Problem requirements: Reproduce every entry exactly.

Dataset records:
----

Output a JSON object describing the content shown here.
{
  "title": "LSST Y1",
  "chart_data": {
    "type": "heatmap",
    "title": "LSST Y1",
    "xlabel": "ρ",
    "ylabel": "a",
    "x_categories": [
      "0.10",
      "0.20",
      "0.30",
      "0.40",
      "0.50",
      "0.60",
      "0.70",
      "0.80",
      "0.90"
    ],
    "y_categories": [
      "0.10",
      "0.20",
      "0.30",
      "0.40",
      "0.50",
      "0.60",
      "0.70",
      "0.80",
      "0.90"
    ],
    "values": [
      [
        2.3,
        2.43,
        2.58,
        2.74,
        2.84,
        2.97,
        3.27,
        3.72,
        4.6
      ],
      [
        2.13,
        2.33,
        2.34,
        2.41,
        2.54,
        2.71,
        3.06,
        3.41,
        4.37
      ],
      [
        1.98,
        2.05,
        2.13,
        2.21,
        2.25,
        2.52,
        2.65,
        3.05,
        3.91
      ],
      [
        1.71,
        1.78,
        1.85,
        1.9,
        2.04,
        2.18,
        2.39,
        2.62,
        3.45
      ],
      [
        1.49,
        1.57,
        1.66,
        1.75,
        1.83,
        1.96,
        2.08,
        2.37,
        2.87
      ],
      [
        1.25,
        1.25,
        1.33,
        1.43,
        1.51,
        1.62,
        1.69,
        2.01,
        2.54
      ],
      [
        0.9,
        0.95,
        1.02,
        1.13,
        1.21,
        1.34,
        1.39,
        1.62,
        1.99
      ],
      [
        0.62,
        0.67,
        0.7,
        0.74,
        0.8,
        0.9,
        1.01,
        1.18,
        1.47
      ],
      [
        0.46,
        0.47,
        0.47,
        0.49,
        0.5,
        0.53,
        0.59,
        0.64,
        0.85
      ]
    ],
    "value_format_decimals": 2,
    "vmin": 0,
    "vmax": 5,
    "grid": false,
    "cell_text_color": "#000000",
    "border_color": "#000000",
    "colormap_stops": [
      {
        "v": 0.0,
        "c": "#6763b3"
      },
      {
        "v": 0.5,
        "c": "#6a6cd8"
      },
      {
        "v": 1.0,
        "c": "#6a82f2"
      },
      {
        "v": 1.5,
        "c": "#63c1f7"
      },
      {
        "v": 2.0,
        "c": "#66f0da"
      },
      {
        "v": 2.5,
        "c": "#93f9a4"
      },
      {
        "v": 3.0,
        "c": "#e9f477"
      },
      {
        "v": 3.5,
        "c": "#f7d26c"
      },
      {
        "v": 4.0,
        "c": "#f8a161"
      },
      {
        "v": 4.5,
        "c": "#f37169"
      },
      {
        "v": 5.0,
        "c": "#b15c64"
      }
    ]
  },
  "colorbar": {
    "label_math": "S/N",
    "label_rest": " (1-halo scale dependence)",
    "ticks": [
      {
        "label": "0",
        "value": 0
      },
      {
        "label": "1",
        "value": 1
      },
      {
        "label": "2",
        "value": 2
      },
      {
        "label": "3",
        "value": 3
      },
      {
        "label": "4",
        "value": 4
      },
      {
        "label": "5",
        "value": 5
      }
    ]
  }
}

----

Exercise response:
Output a JSON object describing the content shown here.
{
  "title": "LSST Y1",
  "chart_data": {
    "type": "heatmap",
    "title": "LSST Y1",
    "xlabel": "ρ",
    "ylabel": "a",
    "x_categories": [
      "0.10",
      "0.20",
      "0.30",
      "0.40",
      "0.50",
      "0.60",
      "0.70",
      "0.80",
      "0.90"
    ],
    "y_categories": [
      "0.10",
      "0.20",
      "0.30",
      "0.40",
      "0.50",
      "0.60",
      "0.70",
      "0.80",
      "0.90"
    ],
    "values": [
      [
        2.3,
        2.43,
        2.58,
        2.74,
        2.84,
        2.97,
        3.27,
        3.72,
        4.6
      ],
      [
        2.13,
        2.33,
        2.34,
        2.41,
        2.54,
        2.71,
        3.06,
        3.41,
        4.37
      ],
      [
        1.98,
        2.05,
        2.13,
        2.21,
        2.25,
        2.52,
        2.65,
        3.05,
        3.91
      ],
      [
        1.71,
        1.78,
        1.85,
        1.9,
        2.04,
        2.18,
        2.39,
        2.62,
        3.45
      ],
      [
        1.49,
        1.57,
        1.66,
        1.75,
        1.83,
        1.96,
        2.08,
        2.37,
        2.87
      ],
      [
        1.25,
        1.25,
        1.33,
        1.43,
        1.51,
        1.62,
        1.69,
        2.01,
        2.54
      ],
      [
        0.9,
        0.95,
        1.02,
        1.13,
        1.21,
        1.34,
        1.39,
        1.62,
        1.99
      ],
      [
        0.62,
        0.67,
        0.7,
        0.74,
        0.8,
        0.9,
        1.01,
        1.18,
        1.47
      ],
      [
        0.46,
        0.47,
        0.47,
        0.49,
        0.5,
        0.53,
        0.59,
        0.64,
        0.85
      ]
    ],
    "value_format_decimals": 2,
    "vmin": 0,
    "vmax": 5,
    "grid": false,
    "cell_text_color": "#000000",
    "border_color": "#000000",
    "colormap_stops": [
      {
        "v": 0.0,
        "c": "#6763b3"
      },
      {
        "v": 0.5,
        "c": "#6a6cd8"
      },
      {
        "v": 1.0,
        "c": "#6a82f2"
      },
      {
        "v": 1.5,
        "c": "#63c1f7"
      },
      {
        "v": 2.0,
        "c": "#66f0da"
      },
      {
        "v": 2.5,
        "c": "#93f9a4"
      },
      {
        "v": 3.0,
        "c": "#e9f477"
      },
      {
        "v": 3.5,
        "c": "#f7d26c"
      },
      {
        "v": 4.0,
        "c": "#f8a161"
      },
      {
        "v": 4.5,
        "c": "#f37169"
      },
      {
        "v": 5.0,
        "c": "#b15c64"
      }
    ]
  },
  "colorbar": {
    "label_math": "S/N",
    "label_rest": " (1-halo scale dependence)",
    "ticks": [
      {
        "label": "0",
        "value": 0
      },
      {
        "label": "1",
        "value": 1
      },
      {
        "label": "2",
        "value": 2
      },
      {
        "label": "3",
        "value": 3
      },
      {
        "label": "4",
        "value": 4
      },
      {
        "label": "5",
        "value": 5
      }
    ]
  }
}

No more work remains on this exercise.